THE REQUEST
Output every entry exactly as written.

Dataset excerpt:

(begin)

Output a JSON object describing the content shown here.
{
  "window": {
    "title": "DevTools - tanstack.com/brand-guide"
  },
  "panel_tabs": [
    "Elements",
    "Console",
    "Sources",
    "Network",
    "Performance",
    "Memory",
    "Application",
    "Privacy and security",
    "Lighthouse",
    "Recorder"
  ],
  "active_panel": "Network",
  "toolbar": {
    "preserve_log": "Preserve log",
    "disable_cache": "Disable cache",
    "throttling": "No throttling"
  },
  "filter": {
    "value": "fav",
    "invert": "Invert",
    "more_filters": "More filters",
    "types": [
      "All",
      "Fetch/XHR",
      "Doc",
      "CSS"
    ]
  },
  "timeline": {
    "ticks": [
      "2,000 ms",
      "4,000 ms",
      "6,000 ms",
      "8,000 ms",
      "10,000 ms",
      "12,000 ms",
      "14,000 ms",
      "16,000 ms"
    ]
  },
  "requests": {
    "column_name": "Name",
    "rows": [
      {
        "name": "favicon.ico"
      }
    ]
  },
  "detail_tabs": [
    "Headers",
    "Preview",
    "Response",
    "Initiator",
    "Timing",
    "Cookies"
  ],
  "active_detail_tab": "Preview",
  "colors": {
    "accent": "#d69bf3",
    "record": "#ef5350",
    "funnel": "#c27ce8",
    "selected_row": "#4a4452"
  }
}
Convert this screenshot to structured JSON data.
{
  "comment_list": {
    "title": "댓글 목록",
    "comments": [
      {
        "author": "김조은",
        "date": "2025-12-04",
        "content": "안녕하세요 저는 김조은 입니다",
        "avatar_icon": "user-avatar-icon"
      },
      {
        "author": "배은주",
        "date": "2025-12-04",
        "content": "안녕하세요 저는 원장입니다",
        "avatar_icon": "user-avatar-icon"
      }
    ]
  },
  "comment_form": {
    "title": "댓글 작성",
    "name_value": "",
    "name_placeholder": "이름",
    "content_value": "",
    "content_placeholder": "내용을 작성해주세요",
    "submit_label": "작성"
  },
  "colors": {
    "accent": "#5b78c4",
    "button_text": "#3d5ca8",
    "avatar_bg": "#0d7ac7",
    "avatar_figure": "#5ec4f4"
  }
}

(end)

TASK SOLUTION
Output a JSON object describing the content shown here.
{
  "window": {
    "title": "DevTools - tanstack.com/brand-guide"
  },
  "panel_tabs": [
    "Elements",
    "Console",
    "Sources",
    "Network",
    "Performance",
    "Memory",
    "Application",
    "Privacy and security",
    "Lighthouse",
    "Recorder"
  ],
  "active_panel": "Network",
  "toolbar": {
    "preserve_log": "Preserve log",
    "disable_cache": "Disable cache",
    "throttling": "No throttling"
  },
  "filter": {
    "value": "fav",
    "invert": "Invert",
    "more_filters": "More filters",
    "types": [
      "All",
      "Fetch/XHR",
      "Doc",
      "CSS"
    ]
  },
  "timeline": {
    "ticks": [
      "2,000 ms",
      "4,000 ms",
      "6,000 ms",
      "8,000 ms",
      "10,000 ms",
      "12,000 ms",
      "14,000 ms",
      "16,000 ms"
    ]
  },
  "requests": {
    "column_name": "Name",
    "rows": [
      {
        "name": "favicon.ico"
      }
    ]
  },
  "detail_tabs": [
    "Headers",
    "Preview",
    "Response",
    "Initiator",
    "Timing",
    "Cookies"
  ],
  "active_detail_tab": "Preview",
  "colors": {
    "accent": "#d69bf3",
    "record": "#ef5350",
    "funnel": "#c27ce8",
    "selected_row": "#4a4452"
  }
}
Convert this screenshot to structured JSON data.
{
  "comment_list": {
    "title": "댓글 목록",
    "comments": [
      {
        "author": "김조은",
        "date": "2025-12-04",
        "content": "안녕하세요 저는 김조은 입니다",
        "avatar_icon": "user-avatar-icon"
      },
      {
        "author": "배은주",
        "date": "2025-12-04",
        "content": "안녕하세요 저는 원장입니다",
        "avatar_icon": "user-avatar-icon"
      }
    ]
  },
  "comment_form": {
    "title": "댓글 작성",
    "name_value": "",
    "name_placeholder": "이름",
    "content_value": "",
    "content_placeholder": "내용을 작성해주세요",
    "submit_label": "작성"
  },
  "colors": {
    "accent": "#5b78c4",
    "button_text": "#3d5ca8",
    "avatar_bg": "#0d7ac7",
    "avatar_figure": "#5ec4f4"
  }
}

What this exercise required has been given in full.